**GIVEN INSTRUCTION:** What is the number of lines in the entries that include the word "особенности"? Respond with the number only.

(Some records)
* START *

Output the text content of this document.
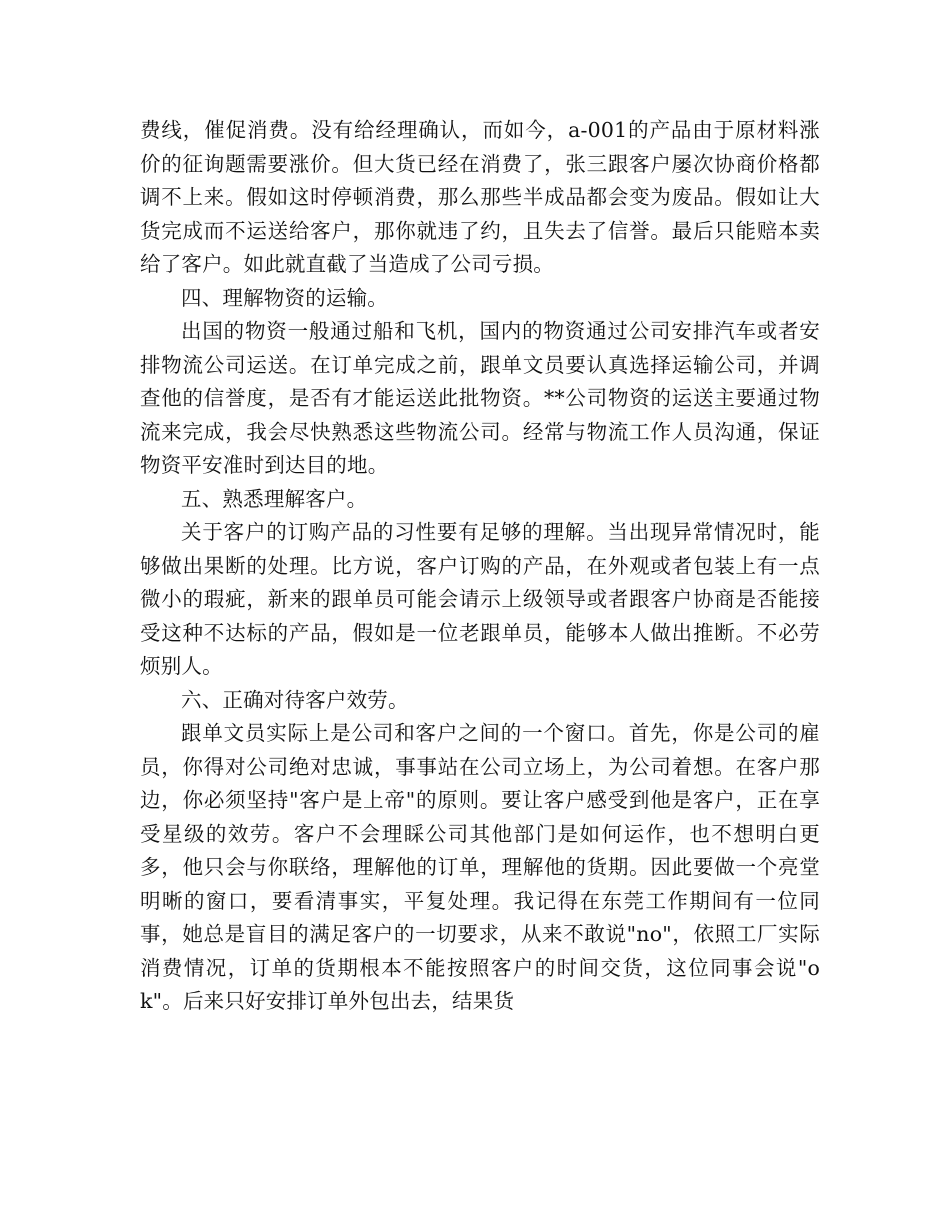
费线，催促消费。没有给经理确认，而如今，a-001的产品由于原材料涨价的征询题需要涨价。但大货已经在消费了，张三跟客户屡次协商价格都调不上来。假如这时停顿消费，那么那些半成品都会变为废品。假如让大货完成而不运送给客户，那你就违了约，且失去了信誉。最后只能赔本卖给了客户。如此就直截了当造成了公司亏损。

四、理解物资的运输。

出国的物资一般通过船和飞机，国内的物资通过公司安排汽车或者安排物流公司运送。在订单完成之前，跟单文员要认真选择运输公司，并调查他的信誉度，是否有才能运送此批物资。**公司物资的运送主要通过物流来完成，我会尽快熟悉这些物流公司。经常与物流工作人员沟通，保证物资平安准时到达目的地。

五、熟悉理解客户。

关于客户的订购产品的习性要有足够的理解。当出现异常情况时，能够做出果断的处理。比方说，客户订购的产品，在外观或者包装上有一点微小的瑕疵，新来的跟单员可能会请示上级领导或者跟客户协商是否能接受这种不达标的产品，假如是一位老跟单员，能够本人做出推断。不必劳烦别人。

六、正确对待客户效劳。

跟单文员实际上是公司和客户之间的一个窗口。首先，你是公司的雇员，你得对公司绝对忠诚，事事站在公司立场上，为公司着想。在客户那边，你必须坚持"客户是上帝"的原则。要让客户感受到他是客户，正在享受星级的效劳。客户不会理睬公司其他部门是如何运作，也不想明白更多，他只会与你联络，理解他的订单，理解他的货期。因此要做一个亮堂明晰的窗口，要看清事实，平复处理。我记得在东莞工作期间有一位同事，她总是盲目的满足客户的一切要求，从来不敢说"no"，依照工厂实际消费情况，订单的货期根本不能按照客户的时间交货，这位同事会说"ok"。后来只好安排订单外包出去，结果货
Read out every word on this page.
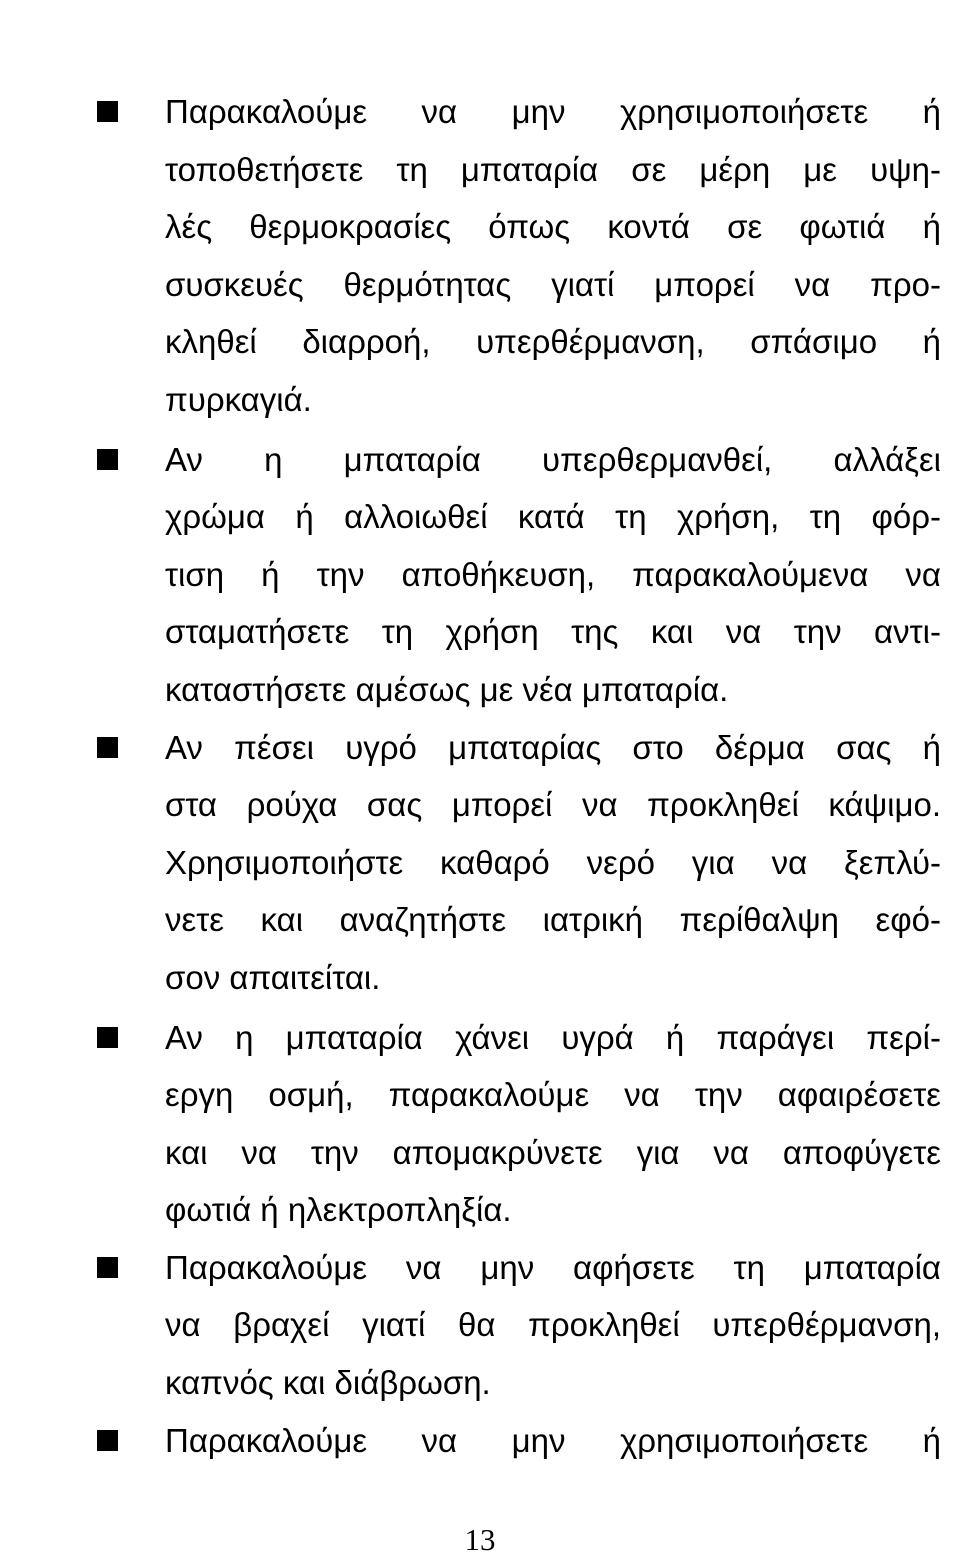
Παρακαλούμε να μην χρησιμοποιήσετε ή
τοποθετήσετε τη μπαταρία σε μέρη με υψη-
λές θερμοκρασίες όπως κοντά σε φωτιά ή
συσκευές θερμότητας γιατί μπορεί να προ-
κληθεί διαρροή, υπερθέρμανση, σπάσιμο ή
πυρκαγιά.
Αν η μπαταρία υπερθερμανθεί, αλλάξει
χρώμα ή αλλοιωθεί κατά τη χρήση, τη φόρ-
τιση ή την αποθήκευση, παρακαλούμενα να
σταματήσετε τη χρήση της και να την αντι-
καταστήσετε αμέσως με νέα μπαταρία.
Αν πέσει υγρό μπαταρίας στο δέρμα σας ή
στα ρούχα σας μπορεί να προκληθεί κάψιμο.
Χρησιμοποιήστε καθαρό νερό για να ξεπλύ-
νετε και αναζητήστε ιατρική περίθαλψη εφό-
σον απαιτείται.
Αν η μπαταρία χάνει υγρά ή παράγει περί-
εργη οσμή, παρακαλούμε να την αφαιρέσετε
και να την απομακρύνετε για να αποφύγετε
φωτιά ή ηλεκτροπληξία.
Παρακαλούμε να μην αφήσετε τη μπαταρία
να βραχεί γιατί θα προκληθεί υπερθέρμανση,
καπνός και διάβρωση.
Παρακαλούμε να μην χρησιμοποιήσετε ή
13
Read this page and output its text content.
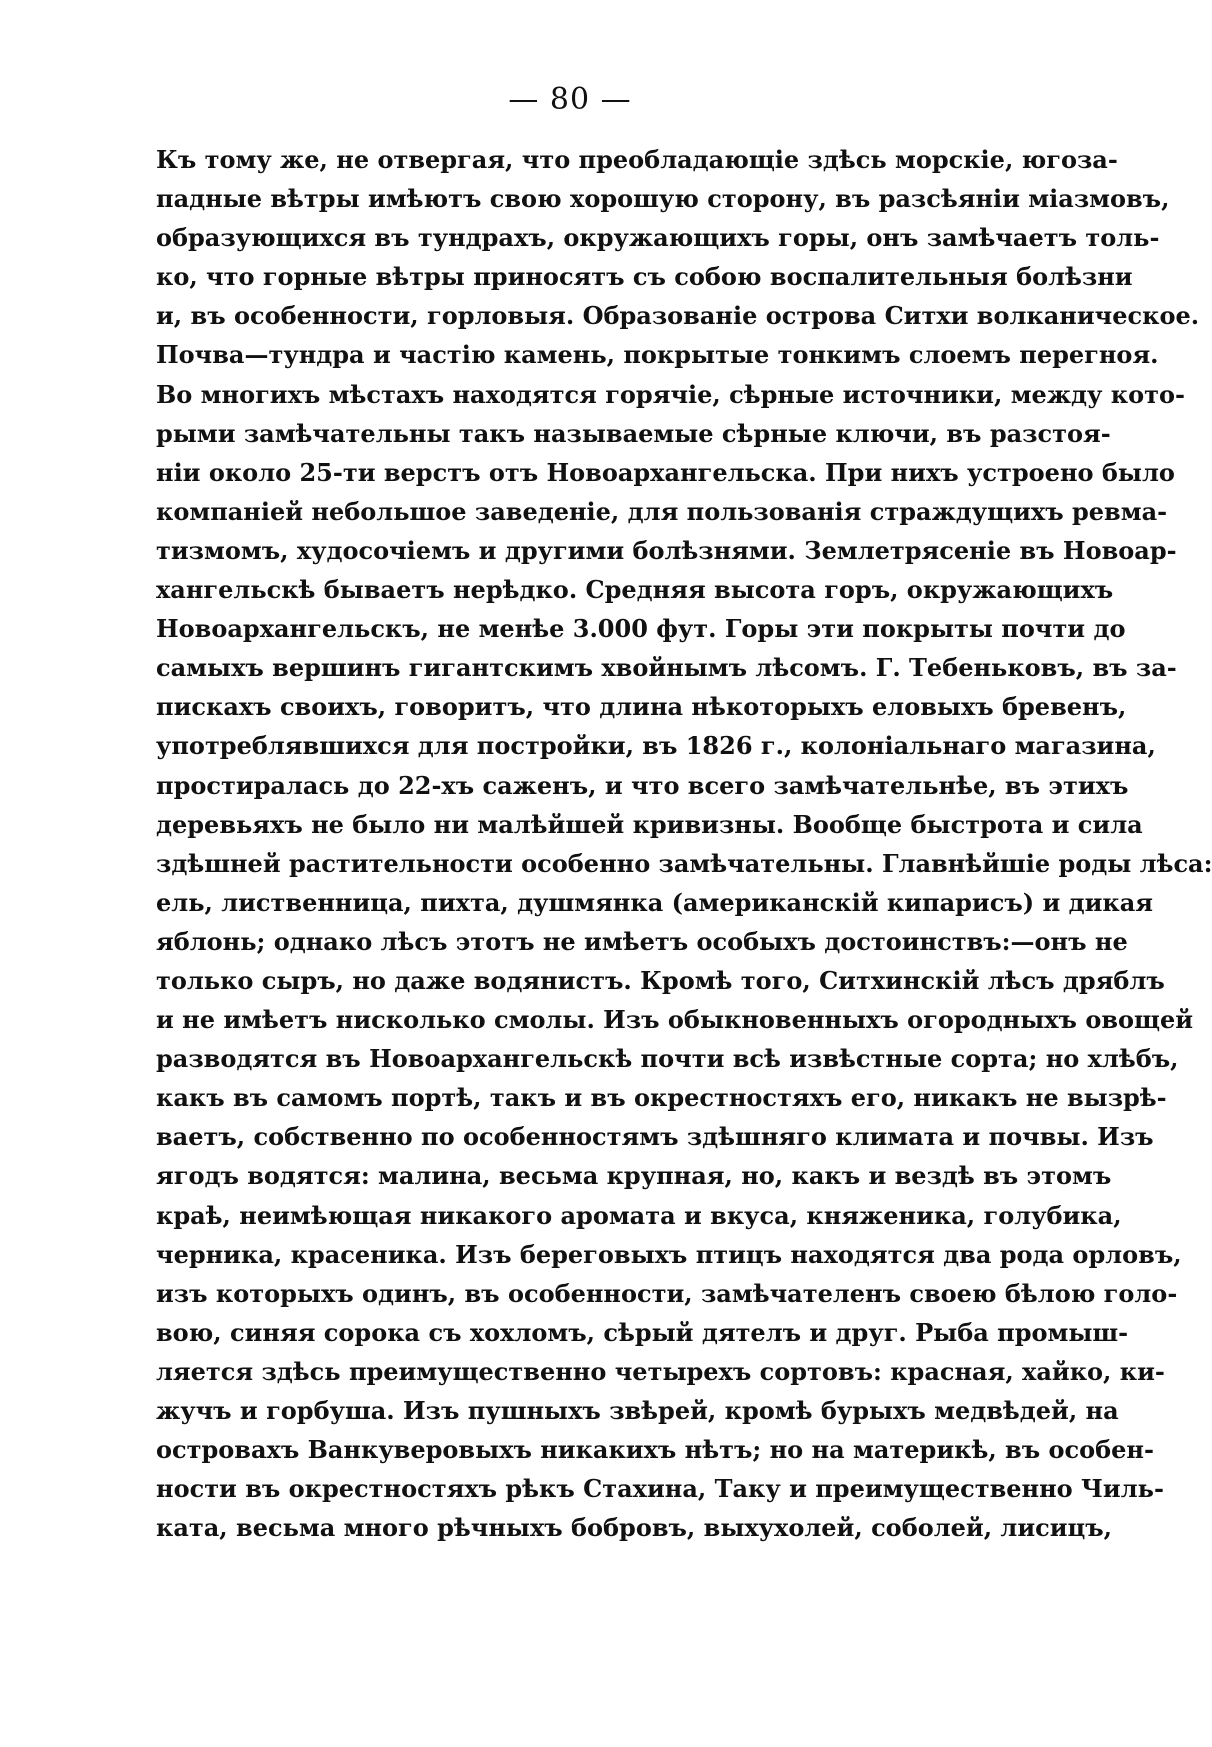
— 80 —
Къ тому же, не отвергая, что преобладающіе здѣсь морскіе, югоза-
падные вѣтры имѣютъ свою хорошую сторону, въ разсѣяніи міазмовъ,
образующихся въ тундрахъ, окружающихъ горы, онъ замѣчаетъ толь-
ко, что горные вѣтры приносятъ съ собою воспалительныя болѣзни
и, въ особенности, горловыя. Образованіе острова Ситхи волканическое.
Почва—тундра и частію камень, покрытые тонкимъ слоемъ перегноя.
Во многихъ мѣстахъ находятся горячіе, сѣрные источники, между кото-
рыми замѣчательны такъ называемые сѣрные ключи, въ разстоя-
ніи около 25-ти верстъ отъ Новоархангельска. При нихъ устроено было
компаніей небольшое заведеніе, для пользованія страждущихъ ревма-
тизмомъ, худосочіемъ и другими болѣзнями. Землетрясеніе въ Новоар-
хангельскѣ бываетъ нерѣдко. Средняя высота горъ, окружающихъ
Новоархангельскъ, не менѣе 3.000 фут. Горы эти покрыты почти до
самыхъ вершинъ гигантскимъ хвойнымъ лѣсомъ. Г. Тебеньковъ, въ за-
пискахъ своихъ, говоритъ, что длина нѣкоторыхъ еловыхъ бревенъ,
употреблявшихся для постройки, въ 1826 г., колоніальнаго магазина,
простиралась до 22-хъ саженъ, и что всего замѣчательнѣе, въ этихъ
деревьяхъ не было ни малѣйшей кривизны. Вообще быстрота и сила
здѣшней растительности особенно замѣчательны. Главнѣйшіе роды лѣса:
ель, лиственница, пихта, душмянка (американскій кипарисъ) и дикая
яблонь; однако лѣсъ этотъ не имѣетъ особыхъ достоинствъ:—онъ не
только сыръ, но даже водянистъ. Кромѣ того, Ситхинскій лѣсъ дряблъ
и не имѣетъ нисколько смолы. Изъ обыкновенныхъ огородныхъ овощей
разводятся въ Новоархангельскѣ почти всѣ извѣстные сорта; но хлѣбъ,
какъ въ самомъ портѣ, такъ и въ окрестностяхъ его, никакъ не вызрѣ-
ваетъ, собственно по особенностямъ здѣшняго климата и почвы. Изъ
ягодъ водятся: малина, весьма крупная, но, какъ и вездѣ въ этомъ
краѣ, неимѣющая никакого аромата и вкуса, княженика, голубика,
черника, красеника. Изъ береговыхъ птицъ находятся два рода орловъ,
изъ которыхъ одинъ, въ особенности, замѣчателенъ своею бѣлою голо-
вою, синяя сорока съ хохломъ, сѣрый дятелъ и друг. Рыба промыш-
ляется здѣсь преимущественно четырехъ сортовъ: красная, хайко, ки-
жучъ и горбуша. Изъ пушныхъ звѣрей, кромѣ бурыхъ медвѣдей, на
островахъ Ванкуверовыхъ никакихъ нѣтъ; но на материкѣ, въ особен-
ности въ окрестностяхъ рѣкъ Стахина, Таку и преимущественно Чиль-
ката, весьма много рѣчныхъ бобровъ, выхухолей, соболей, лисицъ,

* END *

**PROBLEM SOLUTION:** 2